Given request – Search the records for "OrderTransactionListener". Copy every line where it appears.

Records provided –
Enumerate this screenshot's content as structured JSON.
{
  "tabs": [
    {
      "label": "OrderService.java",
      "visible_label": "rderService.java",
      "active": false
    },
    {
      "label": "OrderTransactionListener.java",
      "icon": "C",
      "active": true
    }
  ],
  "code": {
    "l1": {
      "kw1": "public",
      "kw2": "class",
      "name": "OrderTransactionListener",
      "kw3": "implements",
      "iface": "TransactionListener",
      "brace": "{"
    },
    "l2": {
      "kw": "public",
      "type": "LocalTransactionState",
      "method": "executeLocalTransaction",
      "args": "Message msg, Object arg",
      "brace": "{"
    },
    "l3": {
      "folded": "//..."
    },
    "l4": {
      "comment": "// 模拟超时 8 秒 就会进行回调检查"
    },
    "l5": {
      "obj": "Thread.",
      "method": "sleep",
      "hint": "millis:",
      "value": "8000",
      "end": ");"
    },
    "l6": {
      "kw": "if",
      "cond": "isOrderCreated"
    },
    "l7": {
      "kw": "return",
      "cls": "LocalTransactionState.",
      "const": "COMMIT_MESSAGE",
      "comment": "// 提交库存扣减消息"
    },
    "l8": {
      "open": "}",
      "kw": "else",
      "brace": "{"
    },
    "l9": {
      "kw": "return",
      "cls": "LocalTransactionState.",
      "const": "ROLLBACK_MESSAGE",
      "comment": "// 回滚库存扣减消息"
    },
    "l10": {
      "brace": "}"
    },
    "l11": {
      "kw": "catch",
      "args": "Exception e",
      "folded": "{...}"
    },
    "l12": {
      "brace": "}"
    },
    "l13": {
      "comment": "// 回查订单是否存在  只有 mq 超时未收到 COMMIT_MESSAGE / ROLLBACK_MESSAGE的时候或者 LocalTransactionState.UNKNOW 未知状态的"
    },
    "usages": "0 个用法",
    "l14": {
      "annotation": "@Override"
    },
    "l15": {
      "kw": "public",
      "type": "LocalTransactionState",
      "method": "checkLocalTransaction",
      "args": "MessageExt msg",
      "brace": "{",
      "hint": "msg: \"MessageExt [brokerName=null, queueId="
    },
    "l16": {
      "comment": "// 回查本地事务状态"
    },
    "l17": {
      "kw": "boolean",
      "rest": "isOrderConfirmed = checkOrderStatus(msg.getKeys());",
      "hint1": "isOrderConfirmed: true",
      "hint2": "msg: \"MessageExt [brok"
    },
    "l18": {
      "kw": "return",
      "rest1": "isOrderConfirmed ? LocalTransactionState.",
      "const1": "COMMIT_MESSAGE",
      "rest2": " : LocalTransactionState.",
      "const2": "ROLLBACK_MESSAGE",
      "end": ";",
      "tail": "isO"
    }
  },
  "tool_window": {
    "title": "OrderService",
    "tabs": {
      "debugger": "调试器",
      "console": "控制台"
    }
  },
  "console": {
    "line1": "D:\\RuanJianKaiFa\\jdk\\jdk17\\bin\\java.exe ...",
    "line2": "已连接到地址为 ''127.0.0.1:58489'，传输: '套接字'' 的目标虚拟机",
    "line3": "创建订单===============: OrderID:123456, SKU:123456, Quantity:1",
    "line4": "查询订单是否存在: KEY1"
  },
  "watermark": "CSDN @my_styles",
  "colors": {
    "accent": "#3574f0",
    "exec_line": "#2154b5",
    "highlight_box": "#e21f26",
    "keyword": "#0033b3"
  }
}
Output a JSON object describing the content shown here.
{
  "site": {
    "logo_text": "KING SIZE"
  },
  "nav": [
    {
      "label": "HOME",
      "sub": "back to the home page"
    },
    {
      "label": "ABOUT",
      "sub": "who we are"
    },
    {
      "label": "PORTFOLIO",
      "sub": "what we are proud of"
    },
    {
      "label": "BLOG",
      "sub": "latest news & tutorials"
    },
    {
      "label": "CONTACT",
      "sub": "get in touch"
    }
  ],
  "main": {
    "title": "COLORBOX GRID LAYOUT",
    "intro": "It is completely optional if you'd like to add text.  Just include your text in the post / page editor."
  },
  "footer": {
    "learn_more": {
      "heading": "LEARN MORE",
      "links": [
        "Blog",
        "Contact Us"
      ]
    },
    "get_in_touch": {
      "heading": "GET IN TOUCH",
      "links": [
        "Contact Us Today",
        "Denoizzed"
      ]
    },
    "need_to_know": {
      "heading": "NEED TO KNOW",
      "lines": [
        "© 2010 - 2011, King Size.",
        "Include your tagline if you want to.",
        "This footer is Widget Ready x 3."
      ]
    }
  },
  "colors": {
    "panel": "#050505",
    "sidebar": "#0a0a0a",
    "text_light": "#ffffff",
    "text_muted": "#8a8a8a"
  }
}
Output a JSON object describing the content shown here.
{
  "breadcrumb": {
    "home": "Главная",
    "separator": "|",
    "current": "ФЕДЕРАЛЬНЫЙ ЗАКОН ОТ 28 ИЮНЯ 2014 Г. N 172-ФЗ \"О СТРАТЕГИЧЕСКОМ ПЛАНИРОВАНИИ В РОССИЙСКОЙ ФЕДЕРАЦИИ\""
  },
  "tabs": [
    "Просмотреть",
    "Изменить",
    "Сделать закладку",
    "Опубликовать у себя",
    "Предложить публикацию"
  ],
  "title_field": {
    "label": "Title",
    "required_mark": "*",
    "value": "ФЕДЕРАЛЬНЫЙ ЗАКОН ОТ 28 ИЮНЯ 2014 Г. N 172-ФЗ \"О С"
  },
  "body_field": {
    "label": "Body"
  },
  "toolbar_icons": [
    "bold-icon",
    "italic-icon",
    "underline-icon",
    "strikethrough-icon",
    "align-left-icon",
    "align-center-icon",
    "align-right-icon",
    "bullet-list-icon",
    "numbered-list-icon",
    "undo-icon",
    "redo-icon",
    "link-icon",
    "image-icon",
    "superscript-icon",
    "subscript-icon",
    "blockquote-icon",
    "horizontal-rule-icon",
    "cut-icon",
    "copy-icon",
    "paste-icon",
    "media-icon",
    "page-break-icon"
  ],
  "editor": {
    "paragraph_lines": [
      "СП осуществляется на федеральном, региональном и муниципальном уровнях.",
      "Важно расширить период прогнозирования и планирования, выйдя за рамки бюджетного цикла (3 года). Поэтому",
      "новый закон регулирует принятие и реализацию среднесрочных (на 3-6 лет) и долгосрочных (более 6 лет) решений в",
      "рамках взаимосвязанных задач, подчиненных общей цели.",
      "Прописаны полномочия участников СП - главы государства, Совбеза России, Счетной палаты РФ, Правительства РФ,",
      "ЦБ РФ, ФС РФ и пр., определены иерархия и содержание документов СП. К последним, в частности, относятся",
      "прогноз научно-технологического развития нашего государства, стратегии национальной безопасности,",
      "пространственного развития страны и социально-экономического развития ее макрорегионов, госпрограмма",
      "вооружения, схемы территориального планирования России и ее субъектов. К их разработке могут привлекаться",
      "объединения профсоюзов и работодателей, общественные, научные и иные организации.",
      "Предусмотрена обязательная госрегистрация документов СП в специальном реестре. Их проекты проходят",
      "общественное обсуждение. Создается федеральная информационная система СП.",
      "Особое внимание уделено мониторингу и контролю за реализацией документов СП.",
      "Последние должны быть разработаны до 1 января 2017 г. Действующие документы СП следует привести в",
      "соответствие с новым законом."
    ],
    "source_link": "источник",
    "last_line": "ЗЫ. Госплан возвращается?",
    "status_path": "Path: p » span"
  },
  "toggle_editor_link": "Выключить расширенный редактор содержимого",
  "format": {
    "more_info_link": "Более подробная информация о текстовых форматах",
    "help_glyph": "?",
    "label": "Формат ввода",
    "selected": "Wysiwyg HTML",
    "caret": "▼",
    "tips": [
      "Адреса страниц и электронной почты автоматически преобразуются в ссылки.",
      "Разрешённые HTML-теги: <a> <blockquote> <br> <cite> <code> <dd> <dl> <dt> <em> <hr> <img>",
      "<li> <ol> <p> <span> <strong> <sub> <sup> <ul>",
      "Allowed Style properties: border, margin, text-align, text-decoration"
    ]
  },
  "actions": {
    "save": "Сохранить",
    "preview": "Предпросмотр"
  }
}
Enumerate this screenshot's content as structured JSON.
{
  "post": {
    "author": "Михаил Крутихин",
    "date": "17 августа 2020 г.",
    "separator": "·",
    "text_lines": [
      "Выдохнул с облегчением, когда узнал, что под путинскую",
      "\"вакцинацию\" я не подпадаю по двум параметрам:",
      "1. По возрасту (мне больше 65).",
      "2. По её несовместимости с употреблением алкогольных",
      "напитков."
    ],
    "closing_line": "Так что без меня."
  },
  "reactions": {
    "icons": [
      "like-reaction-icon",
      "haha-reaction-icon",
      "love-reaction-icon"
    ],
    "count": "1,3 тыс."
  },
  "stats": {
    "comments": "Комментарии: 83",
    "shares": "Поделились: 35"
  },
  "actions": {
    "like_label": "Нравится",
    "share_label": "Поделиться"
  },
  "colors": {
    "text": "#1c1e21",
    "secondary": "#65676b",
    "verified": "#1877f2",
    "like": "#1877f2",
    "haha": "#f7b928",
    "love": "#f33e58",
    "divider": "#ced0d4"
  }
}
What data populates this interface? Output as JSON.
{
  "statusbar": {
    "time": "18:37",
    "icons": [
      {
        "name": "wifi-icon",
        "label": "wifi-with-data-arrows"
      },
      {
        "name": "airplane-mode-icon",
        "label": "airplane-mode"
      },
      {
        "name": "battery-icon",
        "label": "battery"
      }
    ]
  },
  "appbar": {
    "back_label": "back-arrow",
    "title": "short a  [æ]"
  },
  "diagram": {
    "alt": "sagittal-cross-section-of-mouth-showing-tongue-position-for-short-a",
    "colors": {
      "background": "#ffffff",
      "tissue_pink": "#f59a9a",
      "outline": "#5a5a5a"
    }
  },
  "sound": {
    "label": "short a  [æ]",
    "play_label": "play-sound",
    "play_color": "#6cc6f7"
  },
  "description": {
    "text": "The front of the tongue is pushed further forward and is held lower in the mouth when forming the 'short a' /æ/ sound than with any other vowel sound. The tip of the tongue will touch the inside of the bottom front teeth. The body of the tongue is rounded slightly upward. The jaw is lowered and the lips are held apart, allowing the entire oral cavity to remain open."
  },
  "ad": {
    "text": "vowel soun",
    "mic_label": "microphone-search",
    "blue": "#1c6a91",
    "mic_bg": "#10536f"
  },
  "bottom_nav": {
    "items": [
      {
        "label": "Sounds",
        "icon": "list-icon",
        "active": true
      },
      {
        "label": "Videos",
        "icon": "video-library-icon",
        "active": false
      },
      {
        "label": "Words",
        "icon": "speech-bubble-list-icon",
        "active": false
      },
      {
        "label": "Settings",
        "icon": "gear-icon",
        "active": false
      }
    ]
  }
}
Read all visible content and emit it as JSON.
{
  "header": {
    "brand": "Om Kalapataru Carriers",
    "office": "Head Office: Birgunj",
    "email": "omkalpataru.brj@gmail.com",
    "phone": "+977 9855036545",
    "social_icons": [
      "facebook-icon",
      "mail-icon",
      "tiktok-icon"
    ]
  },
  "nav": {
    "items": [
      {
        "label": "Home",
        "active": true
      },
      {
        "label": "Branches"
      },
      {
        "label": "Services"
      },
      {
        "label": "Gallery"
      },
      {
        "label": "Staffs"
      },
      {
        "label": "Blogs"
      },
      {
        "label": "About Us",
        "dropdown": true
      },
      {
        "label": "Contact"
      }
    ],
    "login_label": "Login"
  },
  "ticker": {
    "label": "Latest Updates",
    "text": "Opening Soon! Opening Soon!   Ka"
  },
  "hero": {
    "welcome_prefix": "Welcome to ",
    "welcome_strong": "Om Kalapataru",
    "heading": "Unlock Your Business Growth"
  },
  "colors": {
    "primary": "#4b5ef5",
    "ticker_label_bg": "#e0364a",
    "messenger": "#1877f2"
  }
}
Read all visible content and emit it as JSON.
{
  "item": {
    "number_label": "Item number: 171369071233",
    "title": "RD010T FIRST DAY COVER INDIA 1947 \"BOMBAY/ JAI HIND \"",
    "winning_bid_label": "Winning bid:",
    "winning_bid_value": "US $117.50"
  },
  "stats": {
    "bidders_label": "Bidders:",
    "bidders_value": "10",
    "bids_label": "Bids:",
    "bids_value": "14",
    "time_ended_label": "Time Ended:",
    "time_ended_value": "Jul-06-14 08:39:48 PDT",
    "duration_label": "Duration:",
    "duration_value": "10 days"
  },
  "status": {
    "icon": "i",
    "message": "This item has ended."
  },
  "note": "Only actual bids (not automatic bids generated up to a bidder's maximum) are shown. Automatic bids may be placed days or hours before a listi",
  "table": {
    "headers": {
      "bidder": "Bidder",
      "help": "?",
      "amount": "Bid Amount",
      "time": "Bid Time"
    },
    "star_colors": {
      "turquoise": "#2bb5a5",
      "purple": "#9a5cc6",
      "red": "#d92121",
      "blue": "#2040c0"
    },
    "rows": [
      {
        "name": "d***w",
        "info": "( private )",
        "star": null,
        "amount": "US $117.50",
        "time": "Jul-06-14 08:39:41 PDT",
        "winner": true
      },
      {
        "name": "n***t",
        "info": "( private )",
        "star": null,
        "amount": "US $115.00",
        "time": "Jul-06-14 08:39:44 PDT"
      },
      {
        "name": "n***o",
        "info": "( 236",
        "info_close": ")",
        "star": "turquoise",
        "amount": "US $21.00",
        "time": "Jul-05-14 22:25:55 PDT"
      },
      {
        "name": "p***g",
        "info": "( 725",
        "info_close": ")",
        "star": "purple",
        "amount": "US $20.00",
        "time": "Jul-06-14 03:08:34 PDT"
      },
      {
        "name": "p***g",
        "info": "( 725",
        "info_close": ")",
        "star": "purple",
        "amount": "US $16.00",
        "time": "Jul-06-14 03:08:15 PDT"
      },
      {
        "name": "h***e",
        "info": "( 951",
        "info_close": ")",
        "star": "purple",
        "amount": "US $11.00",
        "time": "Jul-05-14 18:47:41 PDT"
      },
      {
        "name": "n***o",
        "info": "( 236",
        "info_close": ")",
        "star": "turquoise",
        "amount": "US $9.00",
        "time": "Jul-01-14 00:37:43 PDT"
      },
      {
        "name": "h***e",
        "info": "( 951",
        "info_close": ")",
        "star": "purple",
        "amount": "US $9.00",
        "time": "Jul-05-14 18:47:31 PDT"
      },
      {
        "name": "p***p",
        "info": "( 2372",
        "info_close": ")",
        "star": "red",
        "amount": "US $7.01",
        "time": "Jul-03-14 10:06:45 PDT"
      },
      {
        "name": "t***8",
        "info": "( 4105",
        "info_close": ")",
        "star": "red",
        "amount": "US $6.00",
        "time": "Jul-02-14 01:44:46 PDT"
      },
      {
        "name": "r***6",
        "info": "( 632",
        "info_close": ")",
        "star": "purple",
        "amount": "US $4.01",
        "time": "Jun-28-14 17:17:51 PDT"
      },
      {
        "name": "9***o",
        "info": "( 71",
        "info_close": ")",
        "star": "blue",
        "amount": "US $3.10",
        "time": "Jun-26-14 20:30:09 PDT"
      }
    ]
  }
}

Response to this exercise –
      "label": "OrderTransactionListener.java",
      "name": "OrderTransactionListener",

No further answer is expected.